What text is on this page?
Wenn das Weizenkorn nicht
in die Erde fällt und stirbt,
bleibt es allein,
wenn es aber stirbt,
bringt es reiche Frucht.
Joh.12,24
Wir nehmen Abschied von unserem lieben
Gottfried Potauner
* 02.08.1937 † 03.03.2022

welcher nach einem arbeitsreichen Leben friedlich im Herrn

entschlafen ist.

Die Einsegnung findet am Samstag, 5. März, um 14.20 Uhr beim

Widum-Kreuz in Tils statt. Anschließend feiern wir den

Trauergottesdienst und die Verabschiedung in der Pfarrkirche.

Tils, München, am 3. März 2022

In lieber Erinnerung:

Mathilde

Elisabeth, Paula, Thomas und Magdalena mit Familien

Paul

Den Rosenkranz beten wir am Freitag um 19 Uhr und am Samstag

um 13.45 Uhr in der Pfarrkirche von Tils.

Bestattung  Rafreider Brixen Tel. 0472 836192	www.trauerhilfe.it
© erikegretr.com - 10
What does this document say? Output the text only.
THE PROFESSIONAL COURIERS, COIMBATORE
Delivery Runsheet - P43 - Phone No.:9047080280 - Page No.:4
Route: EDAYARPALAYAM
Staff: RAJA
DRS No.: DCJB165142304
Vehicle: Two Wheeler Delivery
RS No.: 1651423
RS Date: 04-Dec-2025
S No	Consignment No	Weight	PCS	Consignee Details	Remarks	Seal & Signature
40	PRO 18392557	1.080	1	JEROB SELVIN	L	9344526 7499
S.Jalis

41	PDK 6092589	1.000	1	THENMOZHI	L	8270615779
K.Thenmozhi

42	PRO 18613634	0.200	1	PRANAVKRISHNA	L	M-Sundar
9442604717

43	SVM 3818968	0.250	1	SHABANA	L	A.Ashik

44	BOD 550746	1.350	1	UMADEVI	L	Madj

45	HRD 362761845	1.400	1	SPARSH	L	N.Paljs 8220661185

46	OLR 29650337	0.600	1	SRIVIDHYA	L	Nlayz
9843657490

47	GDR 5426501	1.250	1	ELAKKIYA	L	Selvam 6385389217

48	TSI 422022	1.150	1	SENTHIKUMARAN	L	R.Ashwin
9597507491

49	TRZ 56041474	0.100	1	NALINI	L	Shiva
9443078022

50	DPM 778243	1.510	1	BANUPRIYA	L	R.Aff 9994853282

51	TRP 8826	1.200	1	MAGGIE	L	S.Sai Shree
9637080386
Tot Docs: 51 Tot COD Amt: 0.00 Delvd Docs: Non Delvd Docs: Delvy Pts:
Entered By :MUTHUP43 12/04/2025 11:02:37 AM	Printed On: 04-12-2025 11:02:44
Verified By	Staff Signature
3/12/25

-=-=-

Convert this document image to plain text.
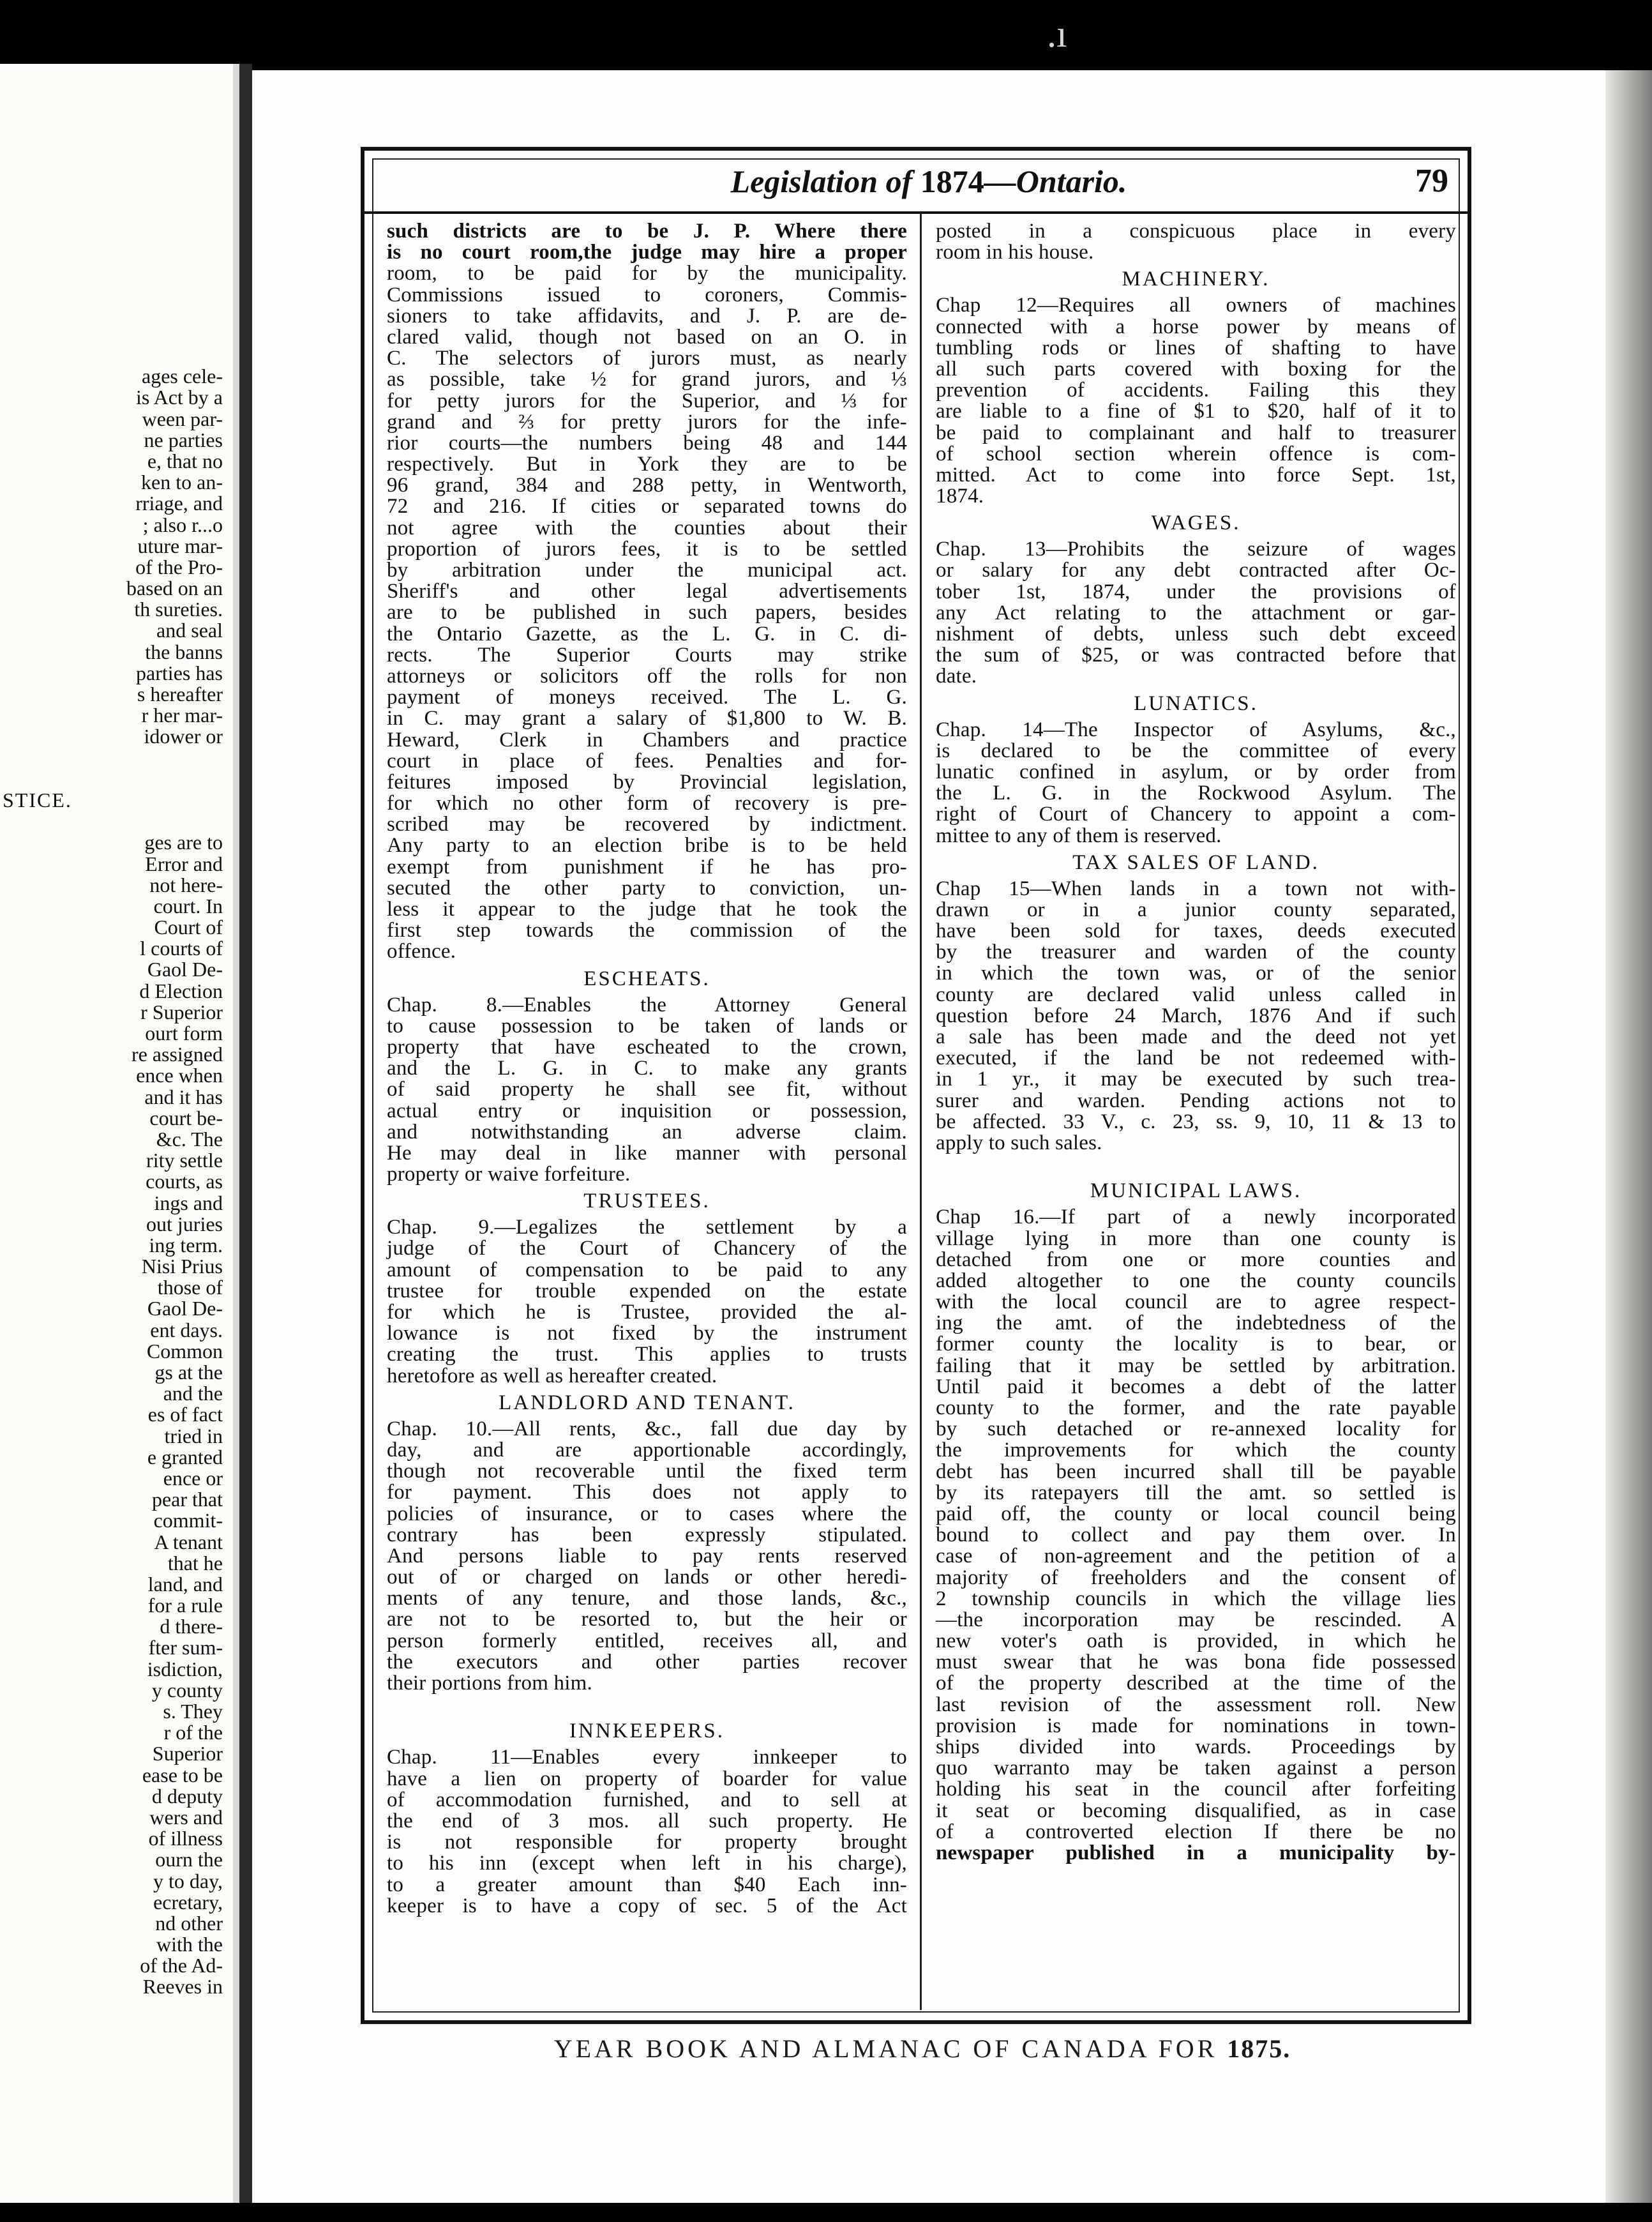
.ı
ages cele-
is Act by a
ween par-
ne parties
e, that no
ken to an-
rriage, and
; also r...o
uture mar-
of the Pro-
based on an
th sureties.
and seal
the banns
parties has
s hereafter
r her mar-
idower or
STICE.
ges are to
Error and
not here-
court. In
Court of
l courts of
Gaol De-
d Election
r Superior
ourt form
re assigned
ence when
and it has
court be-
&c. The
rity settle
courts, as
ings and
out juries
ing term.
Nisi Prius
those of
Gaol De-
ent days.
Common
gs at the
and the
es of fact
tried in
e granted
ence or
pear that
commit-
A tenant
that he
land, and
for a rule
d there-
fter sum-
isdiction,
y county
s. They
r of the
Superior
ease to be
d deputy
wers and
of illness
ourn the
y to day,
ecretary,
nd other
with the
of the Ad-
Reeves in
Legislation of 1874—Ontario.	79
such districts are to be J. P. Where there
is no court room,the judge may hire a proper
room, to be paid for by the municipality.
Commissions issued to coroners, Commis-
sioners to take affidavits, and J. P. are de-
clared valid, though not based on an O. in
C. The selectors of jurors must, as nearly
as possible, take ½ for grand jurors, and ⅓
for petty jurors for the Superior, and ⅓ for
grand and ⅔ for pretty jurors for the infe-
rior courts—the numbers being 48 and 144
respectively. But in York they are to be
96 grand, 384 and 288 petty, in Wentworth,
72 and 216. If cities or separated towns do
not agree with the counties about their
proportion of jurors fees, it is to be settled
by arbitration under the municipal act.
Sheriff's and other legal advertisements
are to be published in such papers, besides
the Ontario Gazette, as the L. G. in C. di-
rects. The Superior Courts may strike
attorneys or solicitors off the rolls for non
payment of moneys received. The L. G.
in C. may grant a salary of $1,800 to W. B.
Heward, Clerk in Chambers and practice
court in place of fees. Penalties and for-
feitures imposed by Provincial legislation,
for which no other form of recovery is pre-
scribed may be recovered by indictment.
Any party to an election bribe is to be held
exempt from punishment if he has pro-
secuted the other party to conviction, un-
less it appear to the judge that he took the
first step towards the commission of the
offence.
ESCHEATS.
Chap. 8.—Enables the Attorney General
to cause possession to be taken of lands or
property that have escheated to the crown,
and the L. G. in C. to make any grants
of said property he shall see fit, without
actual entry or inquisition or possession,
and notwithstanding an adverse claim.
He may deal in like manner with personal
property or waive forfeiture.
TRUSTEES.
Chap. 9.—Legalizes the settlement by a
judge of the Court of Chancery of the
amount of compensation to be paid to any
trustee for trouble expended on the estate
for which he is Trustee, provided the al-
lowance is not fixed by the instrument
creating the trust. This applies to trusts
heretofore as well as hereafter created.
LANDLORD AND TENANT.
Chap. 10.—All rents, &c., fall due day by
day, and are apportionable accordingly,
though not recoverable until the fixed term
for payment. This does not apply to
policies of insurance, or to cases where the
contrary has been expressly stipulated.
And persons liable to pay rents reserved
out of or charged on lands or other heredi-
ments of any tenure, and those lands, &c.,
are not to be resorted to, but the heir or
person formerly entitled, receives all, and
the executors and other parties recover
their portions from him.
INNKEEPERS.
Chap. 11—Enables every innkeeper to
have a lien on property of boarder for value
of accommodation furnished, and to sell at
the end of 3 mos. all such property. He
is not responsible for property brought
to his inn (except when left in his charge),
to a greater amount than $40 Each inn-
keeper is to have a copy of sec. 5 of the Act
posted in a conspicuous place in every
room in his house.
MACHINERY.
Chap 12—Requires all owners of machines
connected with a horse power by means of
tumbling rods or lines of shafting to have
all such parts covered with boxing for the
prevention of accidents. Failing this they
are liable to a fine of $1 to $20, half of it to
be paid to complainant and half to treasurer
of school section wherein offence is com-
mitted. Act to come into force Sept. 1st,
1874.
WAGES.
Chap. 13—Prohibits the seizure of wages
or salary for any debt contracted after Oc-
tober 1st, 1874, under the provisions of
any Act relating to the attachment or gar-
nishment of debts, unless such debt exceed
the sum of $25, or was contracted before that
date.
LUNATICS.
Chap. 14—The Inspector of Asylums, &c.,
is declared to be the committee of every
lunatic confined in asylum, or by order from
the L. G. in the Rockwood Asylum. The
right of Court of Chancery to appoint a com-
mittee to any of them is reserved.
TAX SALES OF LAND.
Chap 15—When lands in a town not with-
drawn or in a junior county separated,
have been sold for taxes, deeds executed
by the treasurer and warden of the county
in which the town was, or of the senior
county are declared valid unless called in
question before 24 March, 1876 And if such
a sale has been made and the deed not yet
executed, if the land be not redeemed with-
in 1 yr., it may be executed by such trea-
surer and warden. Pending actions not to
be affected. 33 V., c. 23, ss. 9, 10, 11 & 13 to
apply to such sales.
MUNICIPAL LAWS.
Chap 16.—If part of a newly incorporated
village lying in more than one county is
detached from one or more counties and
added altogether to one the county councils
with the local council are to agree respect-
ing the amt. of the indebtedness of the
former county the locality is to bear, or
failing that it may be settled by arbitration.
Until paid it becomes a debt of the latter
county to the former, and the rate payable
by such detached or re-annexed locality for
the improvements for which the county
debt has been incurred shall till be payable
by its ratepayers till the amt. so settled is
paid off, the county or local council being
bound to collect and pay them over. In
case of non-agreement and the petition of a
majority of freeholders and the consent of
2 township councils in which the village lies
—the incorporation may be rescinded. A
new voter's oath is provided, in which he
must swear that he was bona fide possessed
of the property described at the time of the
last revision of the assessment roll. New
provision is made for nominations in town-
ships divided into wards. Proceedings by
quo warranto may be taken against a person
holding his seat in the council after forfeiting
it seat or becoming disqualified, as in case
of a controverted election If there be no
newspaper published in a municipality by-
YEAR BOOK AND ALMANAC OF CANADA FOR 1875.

-=-=-

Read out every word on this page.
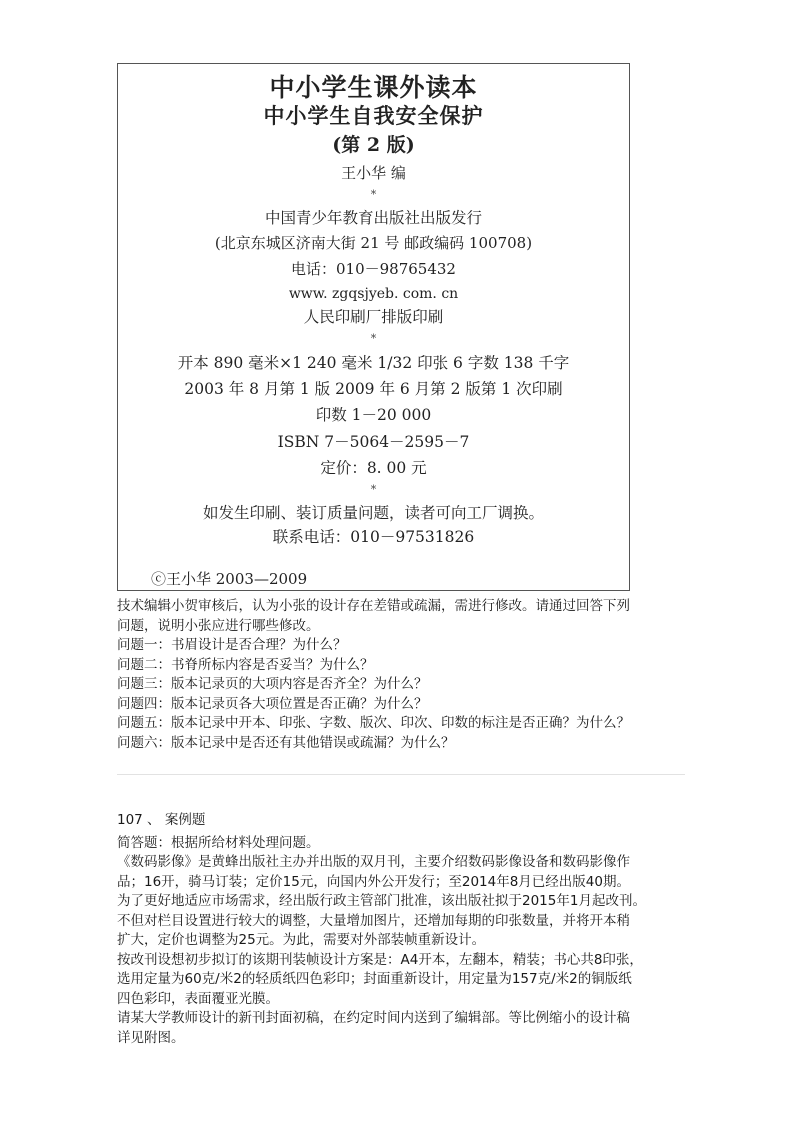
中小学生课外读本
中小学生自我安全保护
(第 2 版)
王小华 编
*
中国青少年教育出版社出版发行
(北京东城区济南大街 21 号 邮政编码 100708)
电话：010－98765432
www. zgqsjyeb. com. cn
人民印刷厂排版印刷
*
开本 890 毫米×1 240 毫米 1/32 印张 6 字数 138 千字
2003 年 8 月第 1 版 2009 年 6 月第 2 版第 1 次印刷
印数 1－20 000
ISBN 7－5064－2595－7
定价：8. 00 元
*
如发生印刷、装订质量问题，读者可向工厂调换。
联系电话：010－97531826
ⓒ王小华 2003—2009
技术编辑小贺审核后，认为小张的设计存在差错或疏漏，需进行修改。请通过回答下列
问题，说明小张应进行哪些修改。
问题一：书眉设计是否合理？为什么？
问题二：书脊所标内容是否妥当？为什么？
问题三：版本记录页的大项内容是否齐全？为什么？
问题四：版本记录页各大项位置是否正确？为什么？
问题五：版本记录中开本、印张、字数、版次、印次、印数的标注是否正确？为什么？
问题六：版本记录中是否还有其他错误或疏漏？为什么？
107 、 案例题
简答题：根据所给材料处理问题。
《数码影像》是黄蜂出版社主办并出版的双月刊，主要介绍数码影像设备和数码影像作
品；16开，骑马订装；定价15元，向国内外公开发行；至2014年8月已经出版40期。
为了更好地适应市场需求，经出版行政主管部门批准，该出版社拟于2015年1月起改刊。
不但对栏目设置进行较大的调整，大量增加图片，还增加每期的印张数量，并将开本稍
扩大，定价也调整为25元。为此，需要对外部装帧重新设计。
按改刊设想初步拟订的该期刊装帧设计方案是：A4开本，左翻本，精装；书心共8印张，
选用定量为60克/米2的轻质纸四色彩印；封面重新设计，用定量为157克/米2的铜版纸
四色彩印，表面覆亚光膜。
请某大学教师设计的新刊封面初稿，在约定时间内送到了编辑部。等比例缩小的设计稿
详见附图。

-=-=-

Check the data for the word "municipality" and pull out the lines that have it.

room, to be paid for by the municipality.
newspaper published in a municipality by-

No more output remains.